(Figure content listings)
----------------

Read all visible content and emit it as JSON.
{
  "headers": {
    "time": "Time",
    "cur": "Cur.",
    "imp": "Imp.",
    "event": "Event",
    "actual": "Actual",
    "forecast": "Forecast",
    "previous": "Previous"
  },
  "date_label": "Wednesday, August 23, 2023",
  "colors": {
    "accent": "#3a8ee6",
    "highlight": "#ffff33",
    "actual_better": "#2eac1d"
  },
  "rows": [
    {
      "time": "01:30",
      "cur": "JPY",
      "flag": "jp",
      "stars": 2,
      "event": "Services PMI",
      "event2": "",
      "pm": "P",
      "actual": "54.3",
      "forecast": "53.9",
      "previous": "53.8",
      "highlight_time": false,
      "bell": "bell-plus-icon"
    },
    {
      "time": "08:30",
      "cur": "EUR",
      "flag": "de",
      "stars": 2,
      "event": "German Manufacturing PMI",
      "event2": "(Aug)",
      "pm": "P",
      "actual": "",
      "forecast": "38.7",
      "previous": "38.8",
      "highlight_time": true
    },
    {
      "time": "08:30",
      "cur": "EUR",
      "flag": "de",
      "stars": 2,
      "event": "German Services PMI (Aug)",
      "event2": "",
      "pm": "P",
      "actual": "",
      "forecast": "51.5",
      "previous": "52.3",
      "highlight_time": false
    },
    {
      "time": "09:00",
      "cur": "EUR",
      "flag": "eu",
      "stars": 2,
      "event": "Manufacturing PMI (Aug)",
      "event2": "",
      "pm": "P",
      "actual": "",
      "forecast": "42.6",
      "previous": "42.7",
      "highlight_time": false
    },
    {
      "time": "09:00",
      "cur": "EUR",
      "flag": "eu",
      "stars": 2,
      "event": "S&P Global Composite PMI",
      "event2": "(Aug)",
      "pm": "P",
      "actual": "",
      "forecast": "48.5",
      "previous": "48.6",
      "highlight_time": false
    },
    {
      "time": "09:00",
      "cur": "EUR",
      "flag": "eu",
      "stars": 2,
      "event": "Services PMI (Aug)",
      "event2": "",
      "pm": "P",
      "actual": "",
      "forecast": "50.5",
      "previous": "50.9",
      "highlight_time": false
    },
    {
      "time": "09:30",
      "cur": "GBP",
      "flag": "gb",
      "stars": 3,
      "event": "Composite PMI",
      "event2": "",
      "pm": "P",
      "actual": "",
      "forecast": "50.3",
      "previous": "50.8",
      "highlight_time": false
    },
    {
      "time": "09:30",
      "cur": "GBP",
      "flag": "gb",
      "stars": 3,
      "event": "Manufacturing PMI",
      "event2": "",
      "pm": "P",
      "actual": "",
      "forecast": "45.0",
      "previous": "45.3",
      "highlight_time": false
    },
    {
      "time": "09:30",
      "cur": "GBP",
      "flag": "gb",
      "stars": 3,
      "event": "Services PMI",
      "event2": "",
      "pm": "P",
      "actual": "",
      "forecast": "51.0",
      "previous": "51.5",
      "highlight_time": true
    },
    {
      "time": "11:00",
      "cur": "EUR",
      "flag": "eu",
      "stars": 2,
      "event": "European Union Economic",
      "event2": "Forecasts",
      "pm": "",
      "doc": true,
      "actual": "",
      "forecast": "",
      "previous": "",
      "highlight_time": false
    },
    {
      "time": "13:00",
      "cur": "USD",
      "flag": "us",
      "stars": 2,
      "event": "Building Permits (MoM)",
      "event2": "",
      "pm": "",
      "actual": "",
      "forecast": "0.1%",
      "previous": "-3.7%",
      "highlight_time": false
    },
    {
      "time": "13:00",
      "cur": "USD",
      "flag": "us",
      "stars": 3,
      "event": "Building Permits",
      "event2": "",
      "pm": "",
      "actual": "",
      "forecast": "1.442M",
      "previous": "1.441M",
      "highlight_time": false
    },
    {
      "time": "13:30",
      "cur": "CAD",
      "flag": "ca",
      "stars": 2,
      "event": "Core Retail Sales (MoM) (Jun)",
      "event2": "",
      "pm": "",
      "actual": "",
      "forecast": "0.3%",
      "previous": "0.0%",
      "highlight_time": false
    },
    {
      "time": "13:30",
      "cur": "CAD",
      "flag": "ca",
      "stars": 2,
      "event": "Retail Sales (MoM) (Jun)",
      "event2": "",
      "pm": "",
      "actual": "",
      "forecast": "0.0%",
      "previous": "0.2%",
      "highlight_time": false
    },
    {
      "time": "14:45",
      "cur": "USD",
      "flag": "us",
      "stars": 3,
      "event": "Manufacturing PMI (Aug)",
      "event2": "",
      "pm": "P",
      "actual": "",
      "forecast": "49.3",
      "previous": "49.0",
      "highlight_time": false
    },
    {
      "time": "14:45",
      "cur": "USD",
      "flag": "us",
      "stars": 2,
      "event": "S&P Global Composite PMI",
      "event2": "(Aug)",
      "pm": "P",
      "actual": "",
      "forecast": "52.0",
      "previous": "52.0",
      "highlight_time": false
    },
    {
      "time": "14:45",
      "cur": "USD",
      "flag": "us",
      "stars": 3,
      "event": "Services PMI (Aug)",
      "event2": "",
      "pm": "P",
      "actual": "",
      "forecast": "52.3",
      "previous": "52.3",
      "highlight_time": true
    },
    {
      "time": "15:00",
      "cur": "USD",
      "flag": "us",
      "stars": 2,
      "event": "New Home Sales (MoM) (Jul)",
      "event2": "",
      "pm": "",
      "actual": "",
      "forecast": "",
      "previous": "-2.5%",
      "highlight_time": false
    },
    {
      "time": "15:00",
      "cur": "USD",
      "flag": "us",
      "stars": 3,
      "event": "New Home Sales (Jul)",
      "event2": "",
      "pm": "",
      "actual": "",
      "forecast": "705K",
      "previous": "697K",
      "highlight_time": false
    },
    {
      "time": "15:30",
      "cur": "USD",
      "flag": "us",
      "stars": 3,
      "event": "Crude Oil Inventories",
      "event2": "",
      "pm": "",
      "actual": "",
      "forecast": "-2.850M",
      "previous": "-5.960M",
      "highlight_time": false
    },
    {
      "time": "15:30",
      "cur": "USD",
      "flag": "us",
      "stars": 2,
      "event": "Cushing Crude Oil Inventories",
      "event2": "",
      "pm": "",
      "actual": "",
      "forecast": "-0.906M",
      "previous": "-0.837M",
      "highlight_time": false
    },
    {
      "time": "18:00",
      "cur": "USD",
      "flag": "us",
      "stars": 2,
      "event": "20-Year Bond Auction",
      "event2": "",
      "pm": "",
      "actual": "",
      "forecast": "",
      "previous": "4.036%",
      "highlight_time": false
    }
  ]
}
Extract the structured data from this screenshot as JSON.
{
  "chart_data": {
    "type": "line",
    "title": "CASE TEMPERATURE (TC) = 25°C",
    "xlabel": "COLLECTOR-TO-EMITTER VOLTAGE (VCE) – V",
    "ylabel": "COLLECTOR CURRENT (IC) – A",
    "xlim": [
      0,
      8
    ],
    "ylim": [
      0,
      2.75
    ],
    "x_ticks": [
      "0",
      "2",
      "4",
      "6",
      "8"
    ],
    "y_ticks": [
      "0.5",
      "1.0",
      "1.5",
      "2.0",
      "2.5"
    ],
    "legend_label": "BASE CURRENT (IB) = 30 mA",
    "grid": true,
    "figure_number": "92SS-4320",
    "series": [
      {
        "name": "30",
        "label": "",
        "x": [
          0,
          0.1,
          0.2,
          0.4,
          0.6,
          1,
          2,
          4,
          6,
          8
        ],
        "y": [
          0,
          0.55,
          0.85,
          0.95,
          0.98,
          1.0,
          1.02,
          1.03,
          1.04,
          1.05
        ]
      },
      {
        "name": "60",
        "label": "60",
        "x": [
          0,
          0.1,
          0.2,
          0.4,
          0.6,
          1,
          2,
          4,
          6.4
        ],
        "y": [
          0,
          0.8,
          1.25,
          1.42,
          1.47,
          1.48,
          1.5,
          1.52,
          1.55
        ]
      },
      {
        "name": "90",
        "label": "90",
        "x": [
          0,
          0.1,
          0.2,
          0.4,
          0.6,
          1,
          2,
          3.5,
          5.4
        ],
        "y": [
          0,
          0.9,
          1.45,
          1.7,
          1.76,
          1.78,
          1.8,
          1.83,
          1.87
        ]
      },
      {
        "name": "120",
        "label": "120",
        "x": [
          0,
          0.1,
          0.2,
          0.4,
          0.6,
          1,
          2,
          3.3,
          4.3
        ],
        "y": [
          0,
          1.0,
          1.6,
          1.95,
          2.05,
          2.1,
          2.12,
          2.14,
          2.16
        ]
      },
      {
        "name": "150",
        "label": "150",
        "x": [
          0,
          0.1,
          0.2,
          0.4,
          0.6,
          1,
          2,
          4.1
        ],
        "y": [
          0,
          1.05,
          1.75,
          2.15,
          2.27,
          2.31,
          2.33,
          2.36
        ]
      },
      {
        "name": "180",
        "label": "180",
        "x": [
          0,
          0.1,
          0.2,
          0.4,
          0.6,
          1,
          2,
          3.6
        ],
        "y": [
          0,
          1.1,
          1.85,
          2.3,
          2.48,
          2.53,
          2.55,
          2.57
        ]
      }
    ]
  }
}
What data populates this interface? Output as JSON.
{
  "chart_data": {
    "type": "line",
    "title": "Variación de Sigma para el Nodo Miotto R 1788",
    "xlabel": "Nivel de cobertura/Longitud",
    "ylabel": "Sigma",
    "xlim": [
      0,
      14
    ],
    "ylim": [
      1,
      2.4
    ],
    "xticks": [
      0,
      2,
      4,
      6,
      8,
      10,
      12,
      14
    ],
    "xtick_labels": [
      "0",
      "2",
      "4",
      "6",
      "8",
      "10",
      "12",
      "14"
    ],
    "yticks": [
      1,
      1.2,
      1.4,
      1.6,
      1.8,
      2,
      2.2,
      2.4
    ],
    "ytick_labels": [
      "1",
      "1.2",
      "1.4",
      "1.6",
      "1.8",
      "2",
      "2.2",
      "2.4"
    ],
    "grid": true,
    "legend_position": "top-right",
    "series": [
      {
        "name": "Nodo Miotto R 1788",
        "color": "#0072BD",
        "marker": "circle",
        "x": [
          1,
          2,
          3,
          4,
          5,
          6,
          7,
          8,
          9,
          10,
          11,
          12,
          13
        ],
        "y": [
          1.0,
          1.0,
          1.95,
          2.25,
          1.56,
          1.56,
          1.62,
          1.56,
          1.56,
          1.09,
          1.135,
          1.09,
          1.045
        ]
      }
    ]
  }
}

----------------

> [The task]: Gather and return every line that holds the string "German".

> [The output]:
      "event": "German Manufacturing PMI",
      "event": "German Services PMI (Aug)",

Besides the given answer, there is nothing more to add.